#### Short task:
Your task is to transcribe the data in full.
****
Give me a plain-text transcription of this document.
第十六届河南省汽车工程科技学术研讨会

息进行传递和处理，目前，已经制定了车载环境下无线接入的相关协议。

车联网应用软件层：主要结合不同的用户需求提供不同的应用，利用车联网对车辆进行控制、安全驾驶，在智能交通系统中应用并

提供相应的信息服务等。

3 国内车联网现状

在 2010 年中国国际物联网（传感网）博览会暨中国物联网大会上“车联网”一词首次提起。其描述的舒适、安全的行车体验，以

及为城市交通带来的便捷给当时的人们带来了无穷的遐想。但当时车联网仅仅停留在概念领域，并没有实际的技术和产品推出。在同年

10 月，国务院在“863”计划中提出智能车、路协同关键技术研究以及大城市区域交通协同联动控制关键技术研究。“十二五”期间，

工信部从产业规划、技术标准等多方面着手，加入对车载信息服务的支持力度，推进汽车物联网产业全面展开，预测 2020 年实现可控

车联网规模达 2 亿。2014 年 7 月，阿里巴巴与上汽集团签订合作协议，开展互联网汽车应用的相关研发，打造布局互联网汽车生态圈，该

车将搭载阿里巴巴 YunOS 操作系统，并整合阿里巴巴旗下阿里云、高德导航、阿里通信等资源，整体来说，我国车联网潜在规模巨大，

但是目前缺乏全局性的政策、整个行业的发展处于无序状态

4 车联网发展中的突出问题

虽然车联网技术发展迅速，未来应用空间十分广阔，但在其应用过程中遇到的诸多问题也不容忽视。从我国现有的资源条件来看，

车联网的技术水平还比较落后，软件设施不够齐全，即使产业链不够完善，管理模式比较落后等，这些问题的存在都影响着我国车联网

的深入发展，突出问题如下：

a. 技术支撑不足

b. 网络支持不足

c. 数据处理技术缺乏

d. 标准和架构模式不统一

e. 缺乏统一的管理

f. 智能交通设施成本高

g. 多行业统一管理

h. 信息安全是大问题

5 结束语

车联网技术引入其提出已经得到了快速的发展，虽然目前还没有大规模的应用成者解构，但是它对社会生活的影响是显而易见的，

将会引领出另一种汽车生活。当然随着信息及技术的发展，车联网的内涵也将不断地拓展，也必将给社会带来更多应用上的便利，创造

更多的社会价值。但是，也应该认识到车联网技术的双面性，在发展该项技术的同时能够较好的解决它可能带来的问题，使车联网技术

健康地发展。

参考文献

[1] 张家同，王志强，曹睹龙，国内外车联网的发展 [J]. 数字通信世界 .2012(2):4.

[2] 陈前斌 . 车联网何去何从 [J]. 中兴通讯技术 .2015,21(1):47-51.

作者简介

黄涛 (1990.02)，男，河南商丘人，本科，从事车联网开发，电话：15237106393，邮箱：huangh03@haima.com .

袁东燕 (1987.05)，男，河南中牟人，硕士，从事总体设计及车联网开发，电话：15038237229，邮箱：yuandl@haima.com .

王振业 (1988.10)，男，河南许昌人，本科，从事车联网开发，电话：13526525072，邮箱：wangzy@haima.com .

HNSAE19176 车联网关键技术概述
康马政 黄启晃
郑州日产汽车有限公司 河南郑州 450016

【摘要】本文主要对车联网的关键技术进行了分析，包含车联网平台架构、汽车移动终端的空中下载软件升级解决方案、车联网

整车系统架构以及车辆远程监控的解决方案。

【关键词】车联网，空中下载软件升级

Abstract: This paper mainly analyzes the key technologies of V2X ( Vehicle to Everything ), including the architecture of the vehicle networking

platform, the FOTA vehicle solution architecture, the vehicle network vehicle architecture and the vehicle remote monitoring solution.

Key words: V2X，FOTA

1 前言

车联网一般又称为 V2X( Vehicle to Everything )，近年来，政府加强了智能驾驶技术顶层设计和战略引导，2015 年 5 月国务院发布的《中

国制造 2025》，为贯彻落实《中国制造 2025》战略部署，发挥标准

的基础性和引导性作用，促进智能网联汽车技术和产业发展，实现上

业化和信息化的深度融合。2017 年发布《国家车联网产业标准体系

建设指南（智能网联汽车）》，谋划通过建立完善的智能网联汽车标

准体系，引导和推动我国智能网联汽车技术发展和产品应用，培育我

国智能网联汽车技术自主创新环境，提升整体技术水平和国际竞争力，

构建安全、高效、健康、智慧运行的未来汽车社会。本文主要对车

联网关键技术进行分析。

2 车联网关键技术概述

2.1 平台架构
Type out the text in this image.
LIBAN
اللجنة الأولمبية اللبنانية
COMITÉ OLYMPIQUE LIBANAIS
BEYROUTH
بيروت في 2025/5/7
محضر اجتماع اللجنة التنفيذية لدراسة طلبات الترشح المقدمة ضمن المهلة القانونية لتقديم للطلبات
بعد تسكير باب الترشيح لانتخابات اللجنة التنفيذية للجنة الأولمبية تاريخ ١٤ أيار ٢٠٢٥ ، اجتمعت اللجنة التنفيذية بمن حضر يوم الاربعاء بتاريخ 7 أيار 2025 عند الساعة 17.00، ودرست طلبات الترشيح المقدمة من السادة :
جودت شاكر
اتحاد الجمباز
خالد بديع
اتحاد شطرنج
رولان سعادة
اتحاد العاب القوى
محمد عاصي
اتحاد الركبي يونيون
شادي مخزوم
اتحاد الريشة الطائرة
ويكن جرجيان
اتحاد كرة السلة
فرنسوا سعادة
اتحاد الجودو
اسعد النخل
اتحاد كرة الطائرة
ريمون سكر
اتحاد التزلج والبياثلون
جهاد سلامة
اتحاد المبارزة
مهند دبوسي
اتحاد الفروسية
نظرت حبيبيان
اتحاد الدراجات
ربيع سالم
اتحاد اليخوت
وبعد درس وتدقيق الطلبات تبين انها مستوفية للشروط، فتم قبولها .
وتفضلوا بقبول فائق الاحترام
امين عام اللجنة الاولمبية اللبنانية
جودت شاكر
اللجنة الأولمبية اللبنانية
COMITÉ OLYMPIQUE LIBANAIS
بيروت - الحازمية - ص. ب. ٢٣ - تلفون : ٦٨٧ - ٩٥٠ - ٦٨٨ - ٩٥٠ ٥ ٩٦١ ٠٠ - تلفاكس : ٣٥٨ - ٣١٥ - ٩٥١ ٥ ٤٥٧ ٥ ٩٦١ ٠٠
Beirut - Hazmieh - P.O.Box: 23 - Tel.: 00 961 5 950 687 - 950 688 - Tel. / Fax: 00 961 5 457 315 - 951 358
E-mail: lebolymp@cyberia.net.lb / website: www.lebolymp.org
****
#### Finished task:
Give me a plain-text transcription of this document.
第十六届河南省汽车工程科技学术研讨会

息进行传递和处理，目前，已经制定了车载环境下无线接入的相关协议。

车联网应用软件层：主要结合不同的用户需求提供不同的应用，利用车联网对车辆进行控制、安全驾驶，在智能交通系统中应用并

提供相应的信息服务等。

3 国内车联网现状

在 2010 年中国国际物联网（传感网）博览会暨中国物联网大会上“车联网”一词首次提起。其描述的舒适、安全的行车体验，以

及为城市交通带来的便捷给当时的人们带来了无穷的遐想。但当时车联网仅仅停留在概念领域，并没有实际的技术和产品推出。在同年

10 月，国务院在“863”计划中提出智能车、路协同关键技术研究以及大城市区域交通协同联动控制关键技术研究。“十二五”期间，

工信部从产业规划、技术标准等多方面着手，加入对车载信息服务的支持力度，推进汽车物联网产业全面展开，预测 2020 年实现可控

车联网规模达 2 亿。2014 年 7 月，阿里巴巴与上汽集团签订合作协议，开展互联网汽车应用的相关研发，打造布局互联网汽车生态圈，该

车将搭载阿里巴巴 YunOS 操作系统，并整合阿里巴巴旗下阿里云、高德导航、阿里通信等资源，整体来说，我国车联网潜在规模巨大，

但是目前缺乏全局性的政策、整个行业的发展处于无序状态

4 车联网发展中的突出问题

虽然车联网技术发展迅速，未来应用空间十分广阔，但在其应用过程中遇到的诸多问题也不容忽视。从我国现有的资源条件来看，

车联网的技术水平还比较落后，软件设施不够齐全，即使产业链不够完善，管理模式比较落后等，这些问题的存在都影响着我国车联网

的深入发展，突出问题如下：

a. 技术支撑不足

b. 网络支持不足

c. 数据处理技术缺乏

d. 标准和架构模式不统一

e. 缺乏统一的管理

f. 智能交通设施成本高

g. 多行业统一管理

h. 信息安全是大问题

5 结束语

车联网技术引入其提出已经得到了快速的发展，虽然目前还没有大规模的应用成者解构，但是它对社会生活的影响是显而易见的，

将会引领出另一种汽车生活。当然随着信息及技术的发展，车联网的内涵也将不断地拓展，也必将给社会带来更多应用上的便利，创造

更多的社会价值。但是，也应该认识到车联网技术的双面性，在发展该项技术的同时能够较好的解决它可能带来的问题，使车联网技术

健康地发展。

参考文献

[1] 张家同，王志强，曹睹龙，国内外车联网的发展 [J]. 数字通信世界 .2012(2):4.

[2] 陈前斌 . 车联网何去何从 [J]. 中兴通讯技术 .2015,21(1):47-51.

作者简介

黄涛 (1990.02)，男，河南商丘人，本科，从事车联网开发，电话：15237106393，邮箱：huangh03@haima.com .

袁东燕 (1987.05)，男，河南中牟人，硕士，从事总体设计及车联网开发，电话：15038237229，邮箱：yuandl@haima.com .

王振业 (1988.10)，男，河南许昌人，本科，从事车联网开发，电话：13526525072，邮箱：wangzy@haima.com .

HNSAE19176 车联网关键技术概述
康马政 黄启晃
郑州日产汽车有限公司 河南郑州 450016

【摘要】本文主要对车联网的关键技术进行了分析，包含车联网平台架构、汽车移动终端的空中下载软件升级解决方案、车联网

整车系统架构以及车辆远程监控的解决方案。

【关键词】车联网，空中下载软件升级

Abstract: This paper mainly analyzes the key technologies of V2X ( Vehicle to Everything ), including the architecture of the vehicle networking

platform, the FOTA vehicle solution architecture, the vehicle network vehicle architecture and the vehicle remote monitoring solution.

Key words: V2X，FOTA

1 前言

车联网一般又称为 V2X( Vehicle to Everything )，近年来，政府加强了智能驾驶技术顶层设计和战略引导，2015 年 5 月国务院发布的《中

国制造 2025》，为贯彻落实《中国制造 2025》战略部署，发挥标准

的基础性和引导性作用，促进智能网联汽车技术和产业发展，实现上

业化和信息化的深度融合。2017 年发布《国家车联网产业标准体系

建设指南（智能网联汽车）》，谋划通过建立完善的智能网联汽车标

准体系，引导和推动我国智能网联汽车技术发展和产品应用，培育我

国智能网联汽车技术自主创新环境，提升整体技术水平和国际竞争力，

构建安全、高效、健康、智慧运行的未来汽车社会。本文主要对车

联网关键技术进行分析。

2 车联网关键技术概述

2.1 平台架构
Type out the text in this image.
LIBAN
اللجنة الأولمبية اللبنانية
COMITÉ OLYMPIQUE LIBANAIS
BEYROUTH
بيروت في 2025/5/7
محضر اجتماع اللجنة التنفيذية لدراسة طلبات الترشح المقدمة ضمن المهلة القانونية لتقديم للطلبات
بعد تسكير باب الترشيح لانتخابات اللجنة التنفيذية للجنة الأولمبية تاريخ ١٤ أيار ٢٠٢٥ ، اجتمعت اللجنة التنفيذية بمن حضر يوم الاربعاء بتاريخ 7 أيار 2025 عند الساعة 17.00، ودرست طلبات الترشيح المقدمة من السادة :
جودت شاكر
اتحاد الجمباز
خالد بديع
اتحاد شطرنج
رولان سعادة
اتحاد العاب القوى
محمد عاصي
اتحاد الركبي يونيون
شادي مخزوم
اتحاد الريشة الطائرة
ويكن جرجيان
اتحاد كرة السلة
فرنسوا سعادة
اتحاد الجودو
اسعد النخل
اتحاد كرة الطائرة
ريمون سكر
اتحاد التزلج والبياثلون
جهاد سلامة
اتحاد المبارزة
مهند دبوسي
اتحاد الفروسية
نظرت حبيبيان
اتحاد الدراجات
ربيع سالم
اتحاد اليخوت
وبعد درس وتدقيق الطلبات تبين انها مستوفية للشروط، فتم قبولها .
وتفضلوا بقبول فائق الاحترام
امين عام اللجنة الاولمبية اللبنانية
جودت شاكر
اللجنة الأولمبية اللبنانية
COMITÉ OLYMPIQUE LIBANAIS
بيروت - الحازمية - ص. ب. ٢٣ - تلفون : ٦٨٧ - ٩٥٠ - ٦٨٨ - ٩٥٠ ٥ ٩٦١ ٠٠ - تلفاكس : ٣٥٨ - ٣١٥ - ٩٥١ ٥ ٤٥٧ ٥ ٩٦١ ٠٠
Beirut - Hazmieh - P.O.Box: 23 - Tel.: 00 961 5 950 687 - 950 688 - Tel. / Fax: 00 961 5 457 315 - 951 358
E-mail: lebolymp@cyberia.net.lb / website: www.lebolymp.org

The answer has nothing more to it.